▸ **What you will do**
Every record below should be written out exactly; pictures stay out.

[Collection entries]
************

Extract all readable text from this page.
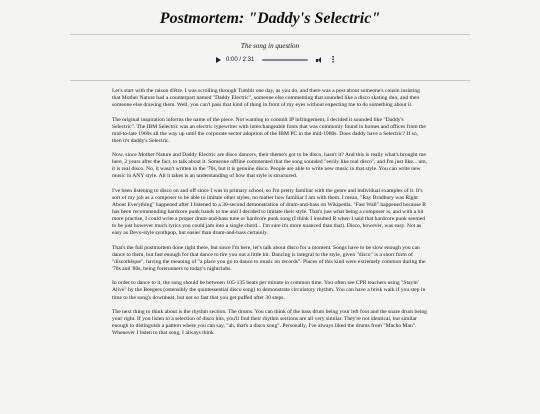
Postmortem: "Daddy's Selectric"
The song in question
0:00 / 2:31	⋮

Let's start with the raison d'être. I was scrolling through Tumblr one day, as you do, and there was a post about someone's cousin insisting that Mother Nature had a counterpart named "Daddy Electric", someone else commenting that sounded like a disco skating duo, and then someone else drawing them. Well, you can't pass that kind of thing in front of my eyes without expecting me to do something about it.

The original inspiration informs the name of the piece. Not wanting to commit IP infringement, I decided it sounded like "Daddy's Selectric". The IBM Selectric was an electric typewriter with interchangeable fonts that was commonly found in homes and offices from the mid-to-late 1960s all the way up until the corporate sector adoption of the IBM PC in the mid-1980s. Does daddy have a Selectric? If so, then it's daddy's Selectric.

Now, since Mother Nature and Daddy Electric are disco dancers, their theme's got to be disco, hasn't it? And this is really what's brought me here, 2 years after the fact, to talk about it. Someone offline commented that the song sounded "eerily like real disco", and I'm just like... um, it is real disco. No, it wasn't written in the '70s, but it is genuine disco. People are able to write new music in that style. You can write new music in ANY style. All it takes is an understanding of how that style is structured.

I've been listening to disco on and off since I was in primary school, so I'm pretty familiar with the genre and individual examples of it. It's sort of my job as a composer to be able to imitate other styles, no matter how familiar I am with them. I mean, "Ray Bradbury was Right About Everything" happened after I listened to a 30-second demonstration of drum-and-bass on Wikipedia. "Fast Wall" happened because R has been recommending hardcore punk bands to me and I decided to imitate their style. That's just what being a composer is, and with a bit more practise, I could write a proper drum-and-bass tune or hardcore punk song (I think I insulted R when I said that hardcore punk seemed to be just however much lyrics you could jam into a single chord... I'm sure it's more nuanced than that). Disco, however, was easy. Not as easy as Devo-style synthpop, but easier than drum-and-bass certainly.

That's the full postmortem done right there, but since I'm here, let's talk about disco for a moment. Songs have to be slow enough you can dance to them, but fast enough for that dance to tire you out a little bit. Dancing is integral to the style, given "disco" is a short form of "discothèque", having the meaning of "a place you go to dance to music on records". Places of this kind were extremely common during the '70s and '80s, being forerunners to today's nightclubs.

In order to dance to it, the song should be between 105-135 beats per minute in common time. You often see CPR teachers using "Stayin' Alive" by the Beegees (ostensibly the quintessential disco song) to demonstrate circulatory rhythm. You can have a brisk walk if you step in time to the song's downbeat, but not so fast that you get puffed after 30 steps.

The next thing to think about is the rhythm section. The drums. You can think of the bass drum being your left foot and the snare drum being your right. If you listen to a selection of disco hits, you'll find their rhythm sections are all very similar. They're not identical, but similar enough to distinguish a pattern where you can say, "ah, that's a disco song". Personally, I've always liked the drums from "Macho Man". Whenever I listen to that song, I always think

************

▸ **Response for this exercise**
Extract all readable text from this page.
Postmortem: "Daddy's Selectric"
The song in question
0:00 / 2:31	⋮

Let's start with the raison d'être. I was scrolling through Tumblr one day, as you do, and there was a post about someone's cousin insisting that Mother Nature had a counterpart named "Daddy Electric", someone else commenting that sounded like a disco skating duo, and then someone else drawing them. Well, you can't pass that kind of thing in front of my eyes without expecting me to do something about it.

The original inspiration informs the name of the piece. Not wanting to commit IP infringement, I decided it sounded like "Daddy's Selectric". The IBM Selectric was an electric typewriter with interchangeable fonts that was commonly found in homes and offices from the mid-to-late 1960s all the way up until the corporate sector adoption of the IBM PC in the mid-1980s. Does daddy have a Selectric? If so, then it's daddy's Selectric.

Now, since Mother Nature and Daddy Electric are disco dancers, their theme's got to be disco, hasn't it? And this is really what's brought me here, 2 years after the fact, to talk about it. Someone offline commented that the song sounded "eerily like real disco", and I'm just like... um, it is real disco. No, it wasn't written in the '70s, but it is genuine disco. People are able to write new music in that style. You can write new music in ANY style. All it takes is an understanding of how that style is structured.

I've been listening to disco on and off since I was in primary school, so I'm pretty familiar with the genre and individual examples of it. It's sort of my job as a composer to be able to imitate other styles, no matter how familiar I am with them. I mean, "Ray Bradbury was Right About Everything" happened after I listened to a 30-second demonstration of drum-and-bass on Wikipedia. "Fast Wall" happened because R has been recommending hardcore punk bands to me and I decided to imitate their style. That's just what being a composer is, and with a bit more practise, I could write a proper drum-and-bass tune or hardcore punk song (I think I insulted R when I said that hardcore punk seemed to be just however much lyrics you could jam into a single chord... I'm sure it's more nuanced than that). Disco, however, was easy. Not as easy as Devo-style synthpop, but easier than drum-and-bass certainly.

That's the full postmortem done right there, but since I'm here, let's talk about disco for a moment. Songs have to be slow enough you can dance to them, but fast enough for that dance to tire you out a little bit. Dancing is integral to the style, given "disco" is a short form of "discothèque", having the meaning of "a place you go to dance to music on records". Places of this kind were extremely common during the '70s and '80s, being forerunners to today's nightclubs.

In order to dance to it, the song should be between 105-135 beats per minute in common time. You often see CPR teachers using "Stayin' Alive" by the Beegees (ostensibly the quintessential disco song) to demonstrate circulatory rhythm. You can have a brisk walk if you step in time to the song's downbeat, but not so fast that you get puffed after 30 steps.

The next thing to think about is the rhythm section. The drums. You can think of the bass drum being your left foot and the snare drum being your right. If you listen to a selection of disco hits, you'll find their rhythm sections are all very similar. They're not identical, but similar enough to distinguish a pattern where you can say, "ah, that's a disco song". Personally, I've always liked the drums from "Macho Man". Whenever I listen to that song, I always think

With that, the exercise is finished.